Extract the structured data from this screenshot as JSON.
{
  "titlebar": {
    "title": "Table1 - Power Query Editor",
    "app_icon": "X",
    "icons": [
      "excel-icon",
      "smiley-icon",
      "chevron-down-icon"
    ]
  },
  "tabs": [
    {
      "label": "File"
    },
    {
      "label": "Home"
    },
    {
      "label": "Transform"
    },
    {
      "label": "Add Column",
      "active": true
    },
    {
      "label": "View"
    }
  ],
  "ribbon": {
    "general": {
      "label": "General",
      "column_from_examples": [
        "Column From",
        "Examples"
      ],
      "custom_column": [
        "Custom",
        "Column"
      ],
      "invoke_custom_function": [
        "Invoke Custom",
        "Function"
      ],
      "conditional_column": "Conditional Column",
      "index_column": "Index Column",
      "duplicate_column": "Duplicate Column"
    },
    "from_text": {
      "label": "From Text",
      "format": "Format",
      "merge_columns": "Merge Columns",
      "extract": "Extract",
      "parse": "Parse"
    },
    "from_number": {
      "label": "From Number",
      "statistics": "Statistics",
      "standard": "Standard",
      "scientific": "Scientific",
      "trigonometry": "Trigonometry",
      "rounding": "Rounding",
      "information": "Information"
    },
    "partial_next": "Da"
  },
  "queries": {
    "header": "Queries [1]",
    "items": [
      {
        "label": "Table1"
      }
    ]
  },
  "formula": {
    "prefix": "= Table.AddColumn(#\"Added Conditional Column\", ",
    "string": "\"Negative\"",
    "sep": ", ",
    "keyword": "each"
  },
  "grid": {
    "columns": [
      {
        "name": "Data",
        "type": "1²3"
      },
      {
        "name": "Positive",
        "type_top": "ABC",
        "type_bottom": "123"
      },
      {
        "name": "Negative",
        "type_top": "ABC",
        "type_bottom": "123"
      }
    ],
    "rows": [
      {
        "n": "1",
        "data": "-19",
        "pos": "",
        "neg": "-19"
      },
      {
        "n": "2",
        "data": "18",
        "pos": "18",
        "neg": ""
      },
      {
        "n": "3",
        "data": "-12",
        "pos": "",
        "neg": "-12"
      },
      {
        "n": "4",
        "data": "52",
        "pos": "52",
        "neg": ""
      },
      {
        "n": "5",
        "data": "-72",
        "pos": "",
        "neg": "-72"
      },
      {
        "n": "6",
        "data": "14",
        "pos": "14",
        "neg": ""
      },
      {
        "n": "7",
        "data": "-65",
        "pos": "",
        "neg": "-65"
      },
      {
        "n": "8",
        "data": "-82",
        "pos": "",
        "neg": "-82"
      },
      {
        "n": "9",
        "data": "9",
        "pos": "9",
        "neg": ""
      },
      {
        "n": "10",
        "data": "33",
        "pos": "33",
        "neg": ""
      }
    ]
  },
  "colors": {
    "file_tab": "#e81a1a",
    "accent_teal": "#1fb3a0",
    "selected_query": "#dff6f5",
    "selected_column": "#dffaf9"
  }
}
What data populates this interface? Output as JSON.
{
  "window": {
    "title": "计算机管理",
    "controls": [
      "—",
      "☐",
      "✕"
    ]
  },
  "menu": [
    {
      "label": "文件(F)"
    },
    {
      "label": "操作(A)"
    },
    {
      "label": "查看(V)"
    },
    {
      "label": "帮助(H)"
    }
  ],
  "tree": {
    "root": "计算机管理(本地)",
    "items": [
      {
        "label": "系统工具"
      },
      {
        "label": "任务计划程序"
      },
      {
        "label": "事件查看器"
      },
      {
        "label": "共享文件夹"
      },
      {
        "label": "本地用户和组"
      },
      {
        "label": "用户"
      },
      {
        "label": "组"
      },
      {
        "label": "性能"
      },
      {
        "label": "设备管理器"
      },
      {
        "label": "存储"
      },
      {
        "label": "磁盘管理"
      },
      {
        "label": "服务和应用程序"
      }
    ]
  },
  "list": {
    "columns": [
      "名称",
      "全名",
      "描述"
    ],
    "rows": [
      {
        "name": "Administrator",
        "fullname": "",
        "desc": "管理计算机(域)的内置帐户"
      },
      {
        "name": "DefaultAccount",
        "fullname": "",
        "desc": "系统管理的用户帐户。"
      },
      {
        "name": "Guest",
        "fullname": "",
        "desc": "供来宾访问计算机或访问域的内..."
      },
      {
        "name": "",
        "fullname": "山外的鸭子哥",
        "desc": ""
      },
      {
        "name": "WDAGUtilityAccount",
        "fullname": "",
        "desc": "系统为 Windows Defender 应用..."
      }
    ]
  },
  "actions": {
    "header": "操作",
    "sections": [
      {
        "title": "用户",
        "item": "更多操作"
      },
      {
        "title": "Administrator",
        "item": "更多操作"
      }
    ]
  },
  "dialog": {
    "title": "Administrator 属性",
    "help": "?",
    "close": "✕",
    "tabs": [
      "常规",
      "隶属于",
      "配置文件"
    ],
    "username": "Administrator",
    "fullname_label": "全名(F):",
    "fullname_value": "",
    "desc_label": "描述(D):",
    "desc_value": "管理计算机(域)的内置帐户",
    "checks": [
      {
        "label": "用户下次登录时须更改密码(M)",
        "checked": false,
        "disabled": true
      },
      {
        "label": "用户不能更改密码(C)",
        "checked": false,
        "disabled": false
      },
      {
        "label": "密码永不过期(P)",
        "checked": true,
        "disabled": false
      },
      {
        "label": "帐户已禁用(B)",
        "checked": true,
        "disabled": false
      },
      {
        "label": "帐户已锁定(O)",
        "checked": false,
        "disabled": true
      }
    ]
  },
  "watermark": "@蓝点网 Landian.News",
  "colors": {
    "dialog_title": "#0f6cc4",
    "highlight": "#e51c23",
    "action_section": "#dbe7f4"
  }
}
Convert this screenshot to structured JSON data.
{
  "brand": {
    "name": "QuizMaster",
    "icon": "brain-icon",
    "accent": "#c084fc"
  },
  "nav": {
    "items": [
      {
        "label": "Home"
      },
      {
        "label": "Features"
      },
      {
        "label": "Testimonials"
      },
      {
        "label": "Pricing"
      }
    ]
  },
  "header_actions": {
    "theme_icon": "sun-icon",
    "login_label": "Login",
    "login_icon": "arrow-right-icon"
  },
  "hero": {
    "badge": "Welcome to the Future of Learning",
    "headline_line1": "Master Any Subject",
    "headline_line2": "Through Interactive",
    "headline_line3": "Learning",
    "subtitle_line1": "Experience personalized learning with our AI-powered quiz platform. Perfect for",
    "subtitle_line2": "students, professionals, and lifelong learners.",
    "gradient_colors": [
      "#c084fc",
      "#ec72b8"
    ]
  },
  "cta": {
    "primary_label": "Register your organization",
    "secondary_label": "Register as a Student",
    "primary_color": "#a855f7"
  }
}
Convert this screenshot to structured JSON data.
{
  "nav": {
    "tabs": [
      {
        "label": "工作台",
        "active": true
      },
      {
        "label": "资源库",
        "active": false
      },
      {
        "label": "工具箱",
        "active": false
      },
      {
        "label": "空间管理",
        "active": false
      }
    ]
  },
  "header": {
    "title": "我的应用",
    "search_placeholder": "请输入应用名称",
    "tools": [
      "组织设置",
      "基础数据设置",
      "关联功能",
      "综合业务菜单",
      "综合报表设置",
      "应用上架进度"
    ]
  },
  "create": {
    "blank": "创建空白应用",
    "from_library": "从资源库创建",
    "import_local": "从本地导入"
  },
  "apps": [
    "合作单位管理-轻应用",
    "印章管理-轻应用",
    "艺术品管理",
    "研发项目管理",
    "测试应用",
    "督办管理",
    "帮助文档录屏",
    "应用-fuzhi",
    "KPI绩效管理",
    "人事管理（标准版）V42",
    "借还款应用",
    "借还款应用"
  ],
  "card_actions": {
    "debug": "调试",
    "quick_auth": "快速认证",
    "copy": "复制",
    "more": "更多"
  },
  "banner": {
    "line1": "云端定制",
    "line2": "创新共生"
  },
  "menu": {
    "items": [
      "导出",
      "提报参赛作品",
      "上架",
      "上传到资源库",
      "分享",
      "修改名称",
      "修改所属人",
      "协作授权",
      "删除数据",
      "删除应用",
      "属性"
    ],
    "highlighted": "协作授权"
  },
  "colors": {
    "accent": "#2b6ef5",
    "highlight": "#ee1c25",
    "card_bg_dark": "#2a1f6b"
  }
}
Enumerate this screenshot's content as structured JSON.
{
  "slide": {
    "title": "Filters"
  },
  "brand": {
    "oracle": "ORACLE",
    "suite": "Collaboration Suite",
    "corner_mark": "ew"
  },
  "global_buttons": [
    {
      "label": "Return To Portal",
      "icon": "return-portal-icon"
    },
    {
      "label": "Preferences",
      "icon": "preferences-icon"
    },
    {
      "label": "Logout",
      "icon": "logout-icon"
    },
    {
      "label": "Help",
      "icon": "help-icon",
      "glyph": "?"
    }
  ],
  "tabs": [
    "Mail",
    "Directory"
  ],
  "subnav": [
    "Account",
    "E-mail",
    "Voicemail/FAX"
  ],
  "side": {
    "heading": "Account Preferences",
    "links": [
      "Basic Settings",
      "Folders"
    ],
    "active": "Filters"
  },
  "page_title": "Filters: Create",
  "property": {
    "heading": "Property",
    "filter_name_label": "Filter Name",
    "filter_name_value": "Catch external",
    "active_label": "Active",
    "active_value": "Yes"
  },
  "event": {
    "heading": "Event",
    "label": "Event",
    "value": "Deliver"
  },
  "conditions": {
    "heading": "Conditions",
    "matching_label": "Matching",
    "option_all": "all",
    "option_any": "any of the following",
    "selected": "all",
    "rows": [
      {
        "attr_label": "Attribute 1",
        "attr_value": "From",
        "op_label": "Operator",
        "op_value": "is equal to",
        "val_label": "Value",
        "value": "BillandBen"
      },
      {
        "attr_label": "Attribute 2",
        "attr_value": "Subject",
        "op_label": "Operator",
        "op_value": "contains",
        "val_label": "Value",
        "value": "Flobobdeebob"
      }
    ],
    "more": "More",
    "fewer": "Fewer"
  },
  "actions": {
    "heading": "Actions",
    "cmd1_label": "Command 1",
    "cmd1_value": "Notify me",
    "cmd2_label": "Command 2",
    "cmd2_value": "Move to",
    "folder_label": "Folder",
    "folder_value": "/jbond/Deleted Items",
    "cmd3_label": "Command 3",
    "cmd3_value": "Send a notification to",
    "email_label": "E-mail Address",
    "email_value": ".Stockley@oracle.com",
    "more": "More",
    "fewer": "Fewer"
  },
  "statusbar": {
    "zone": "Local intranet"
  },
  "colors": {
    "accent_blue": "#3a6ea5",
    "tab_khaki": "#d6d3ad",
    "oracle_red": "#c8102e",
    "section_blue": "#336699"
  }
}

────────

▶ **The request**
Copy every line in the listing above where the string "Administrator" turns up.

▶ **Worked answer**
        "name": "Administrator",
        "title": "Administrator",
    "title": "Administrator 属性",
    "username": "Administrator",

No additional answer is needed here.